• _Data_:

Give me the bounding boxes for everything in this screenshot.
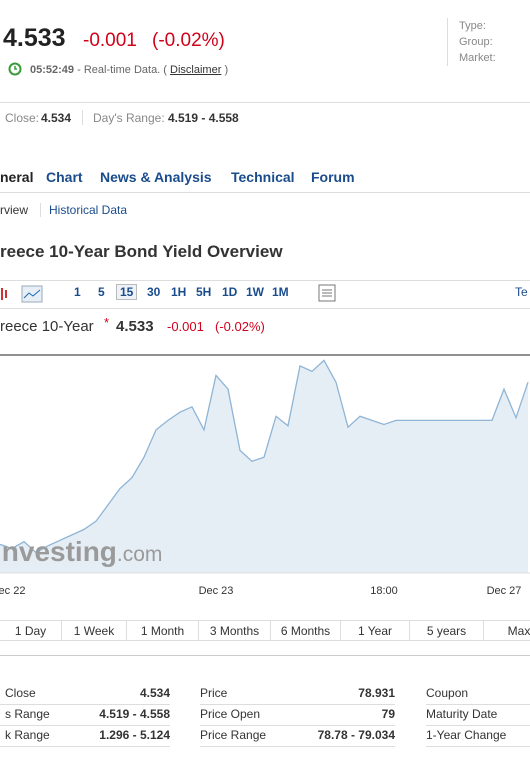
range-tab[interactable]: 1 Year xyxy=(341,620,410,641)
toolbar-right[interactable]: Te xyxy=(515,285,528,299)
area xyxy=(0,360,528,573)
nav-tab[interactable]: Forum xyxy=(311,169,355,185)
subnav-item[interactable]: Historical Data xyxy=(49,203,128,217)
price: 4.533 xyxy=(3,24,66,52)
time: 05:52:49 xyxy=(30,64,75,76)
chart-name: reece 10-Year xyxy=(0,318,94,335)
table-value: 78.78 - 79.034 xyxy=(317,728,395,742)
table-label: 1-Year Change xyxy=(426,728,507,742)
divider xyxy=(200,746,395,747)
range-tab[interactable]: 1 Week xyxy=(62,620,127,641)
divider xyxy=(40,203,41,217)
interval[interactable]: 30 xyxy=(147,285,161,299)
watermark-brand: Investing xyxy=(0,536,117,567)
change: -0.001 xyxy=(83,30,137,51)
paren: ) xyxy=(224,64,229,76)
nav-tab[interactable]: Technical xyxy=(231,169,295,185)
table-label: Maturity Date xyxy=(426,707,498,721)
clock-icon xyxy=(8,62,22,76)
table-label: Coupon xyxy=(426,686,469,700)
table-value: 4.534 xyxy=(139,686,170,700)
time-line: 05:52:49 - Real-time Data. ( Disclaimer … xyxy=(30,64,228,76)
range-value: 4.519 - 4.558 xyxy=(168,111,239,125)
divider xyxy=(0,308,530,309)
range-label: Day's Range: xyxy=(93,111,165,125)
interval[interactable]: 1 xyxy=(74,285,81,299)
divider xyxy=(0,746,170,747)
divider xyxy=(82,110,83,125)
disclaimer[interactable]: Disclaimer xyxy=(170,64,222,76)
range-tab[interactable]: 3 Months xyxy=(199,620,271,641)
x-tick-label: ec 22 xyxy=(0,585,25,597)
divider xyxy=(426,725,530,726)
close-value: 4.534 xyxy=(41,111,72,125)
interval[interactable]: 1H xyxy=(171,285,187,299)
range-tab[interactable]: 1 Day xyxy=(0,620,62,641)
divider xyxy=(0,102,530,103)
table-value: 78.931 xyxy=(358,686,395,700)
interval[interactable]: 1D xyxy=(222,285,238,299)
range-tab[interactable]: 5 years xyxy=(410,620,484,641)
table-value: 4.519 - 4.558 xyxy=(99,707,170,721)
x-tick-label: 18:00 xyxy=(370,585,398,597)
nav-tab[interactable]: Chart xyxy=(46,169,83,185)
settings-icon[interactable] xyxy=(317,283,337,303)
table-label: Price xyxy=(200,686,228,700)
close-label: Close: xyxy=(5,111,40,125)
table-label: k Range xyxy=(5,728,50,742)
nav-tab[interactable]: News & Analysis xyxy=(100,169,212,185)
table-value: 79 xyxy=(381,707,395,721)
meta-label: Type: xyxy=(459,20,486,32)
table-label: s Range xyxy=(5,707,50,721)
star: * xyxy=(104,315,110,330)
table-label: Price Range xyxy=(200,728,267,742)
range-tab[interactable]: 1 Month xyxy=(127,620,199,641)
divider xyxy=(200,725,395,726)
x-tick-label: Dec 23 xyxy=(199,585,234,597)
table-label: Price Open xyxy=(200,707,261,721)
chart-type-icons[interactable] xyxy=(0,284,45,304)
divider xyxy=(0,192,530,193)
interval[interactable]: 5H xyxy=(196,285,212,299)
divider xyxy=(0,704,170,705)
interval[interactable]: 15 xyxy=(116,284,138,300)
divider xyxy=(0,280,530,281)
chart-change: -0.001 xyxy=(167,319,204,334)
meta-label: Market: xyxy=(459,52,496,64)
range-tab[interactable]: 6 Months xyxy=(271,620,341,641)
interval[interactable]: 1M xyxy=(272,285,289,299)
meta-label: Group: xyxy=(459,36,493,48)
x-tick-label: Dec 27 xyxy=(487,585,522,597)
table-value: 1.296 - 5.124 xyxy=(99,728,170,742)
change-pct: (-0.02%) xyxy=(152,30,225,51)
interval[interactable]: 5 xyxy=(98,285,105,299)
watermark-suffix: .com xyxy=(116,543,163,566)
interval[interactable]: 1W xyxy=(246,285,264,299)
subnav-item[interactable]: rview xyxy=(0,203,29,217)
divider xyxy=(426,704,530,705)
chart: ec 22 Dec 23 18:00 Dec 27 xyxy=(0,354,530,597)
watermark: Investing.com xyxy=(0,536,162,568)
nav-tab[interactable]: neral xyxy=(0,169,34,185)
divider xyxy=(200,704,395,705)
chart-price: 4.533 xyxy=(116,318,154,335)
divider xyxy=(0,655,530,656)
page-title: reece 10-Year Bond Yield Overview xyxy=(0,242,283,261)
realtime: - Real-time Data. ( xyxy=(77,64,167,76)
divider xyxy=(426,746,530,747)
divider xyxy=(0,725,170,726)
range-tab[interactable]: Max xyxy=(484,620,530,641)
table-label: Close xyxy=(5,686,36,700)
line xyxy=(0,359,529,554)
chart-change-pct: (-0.02%) xyxy=(215,319,265,334)
divider xyxy=(447,18,448,66)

• _Given exercise_:
Copy the lines from the one containing "range-tab[interactable]: 1 Year" to the one containing "divider xyxy=(426,725,530,726)", both included, without changing a character.

• _Solution for this problem_:
range-tab[interactable]: 1 Year xyxy=(341,620,410,641)
toolbar-right[interactable]: Te xyxy=(515,285,528,299)
area xyxy=(0,360,528,573)
nav-tab[interactable]: Forum xyxy=(311,169,355,185)
subnav-item[interactable]: Historical Data xyxy=(49,203,128,217)
price: 4.533 xyxy=(3,24,66,52)
time: 05:52:49 xyxy=(30,64,75,76)
chart-name: reece 10-Year xyxy=(0,318,94,335)
table-value: 78.78 - 79.034 xyxy=(317,728,395,742)
table-label: 1-Year Change xyxy=(426,728,507,742)
divider xyxy=(200,746,395,747)
range-tab[interactable]: 1 Week xyxy=(62,620,127,641)
divider xyxy=(40,203,41,217)
interval[interactable]: 30 xyxy=(147,285,161,299)
watermark-brand: Investing xyxy=(0,536,117,567)
change: -0.001 xyxy=(83,30,137,51)
paren: ) xyxy=(224,64,229,76)
nav-tab[interactable]: Technical xyxy=(231,169,295,185)
table-label: Maturity Date xyxy=(426,707,498,721)
clock-icon xyxy=(8,62,22,76)
table-label: Coupon xyxy=(426,686,469,700)
table-value: 4.534 xyxy=(139,686,170,700)
time-line: 05:52:49 - Real-time Data. ( Disclaimer … xyxy=(30,64,228,76)
range-value: 4.519 - 4.558 xyxy=(168,111,239,125)
divider xyxy=(0,308,530,309)
range-label: Day's Range: xyxy=(93,111,165,125)
interval[interactable]: 1 xyxy=(74,285,81,299)
divider xyxy=(0,746,170,747)
divider xyxy=(82,110,83,125)
disclaimer[interactable]: Disclaimer xyxy=(170,64,222,76)
range-tab[interactable]: 3 Months xyxy=(199,620,271,641)
x-tick-label: ec 22 xyxy=(0,585,25,597)
divider xyxy=(426,725,530,726)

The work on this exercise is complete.